Yönerge A → Dinin kaynağını ele alan metne göre Âdem'e kaç sayfa verildiği kabul edilir?
Yönerge B → Dinin kaynağını ele alan metni üç cümleyle özetleyin.

Seçilen metin →
+++
Dinin kaynağı nedir?
İslam'ın bakış açısıyla "dinin kaynağı nedir?" şeklindeki bir soru akla makul gelen bir soru olarak görülmez, bu nedenle cevabını bulmak için kimse mesai harcamaz. İlk insan olan Âdem aynı zamanda ilk peygamber olduğuna göre dinin ne olduğu veya dinin kaynağı sorunu zaten bir mesele olarak kabul edilmemiş demektir. Din insanı yaratan yüce rabbin ona rehberlik etmek üzere gönderdiği bilgi ve nizamın ismi olduğu gibi illa bir tarihten söz edeceksek dinin tarihi insanın tarihi kadar eski olmalıdır. Bilginin kaynağı vahiy olduğuna göre İslam Âdem ile birlikte vahyin başladığını kabul eder, Âdem'e kitaplardan daha alt kategoride değerlendirilen 'suhuf' yani sayfalar (on sayfa) verildiği kabul edilir. Bununla birlikte Müslüman bilginler de en azından yazının, yazılı bilginin çok sonra ortaya çıktığını kabul ederler. O zaman sayfaları Allah'tan gelen bilgiler şeklinde yorumladıklarını da kabul etmek gerekir. Bu yönüyle sayfaların ne içerdiği ve Âdem'in nasıl bir bilgiye sahip olduğu sorunu ise nübüvvetin son halkasından geriye doğru bir bakışla izah edilir: Son peygamber ne öğrettiyse ve son peygambere hangi vahiy-bilgi geldiyse, ilk insana da o gelmiş olmalıdır. Zaman ve mekân nedeniyle bazı ayrımlar olsa bile işin özünde vahiy, hatta din birdir. Bu itibarla ilk peygamber Âdem ile birlikte din başlamış, insanlar dinleri tahrif etmiş, Allah ise sürekli peygamberlerle insanları doğru yolda sevk etmiştir. Üstelik bütün Müslümanlar Âdem'den son peygambere kadar dini bir süreklilik içinde ele almak istediklerinde, dinin müşterek ismini İslam olarak kabul ederler. "Tarih boyunca yaşamış her dindar gerçekte Müslümandır" cümlesi buradan gelir. Binaenaleyh dinin kaynağı meselesi İslam bakış açısıyla pek anlamlı sorun olarak görülmez. Bunun yerine insanların dini neden bozdukları sorunu, üzerinde durulmaya daha müsait bir konudur.
+++
Sağlanan veriler →
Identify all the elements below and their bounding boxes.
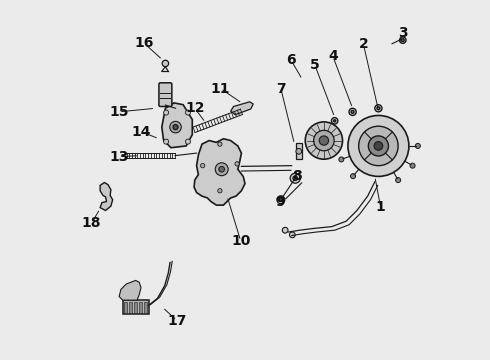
+++
Tam çözüm A → On sayfa ("suhuf") verildiği kabul edilir.

Tam çözüm B → İslam bakış açısıyla dinin kaynağı sorusu anlamlı bir soru olarak görülmez, çünkü ilk insan Âdem aynı zamanda ilk peygamberdir ve dinin tarihi insanın tarihi kadar eski olmalıdır. Vahiy ve din özünde birdir; Müslümanlar Âdem'den son peygambere kadar dini bir süreklilik içinde ele alır ve dinin ortak adını İslam olarak kabul eder. Dinin kaynağı yerine insanların dini neden bozdukları sorusu üzerinde durulmaya daha müsait bir konu olarak görülür.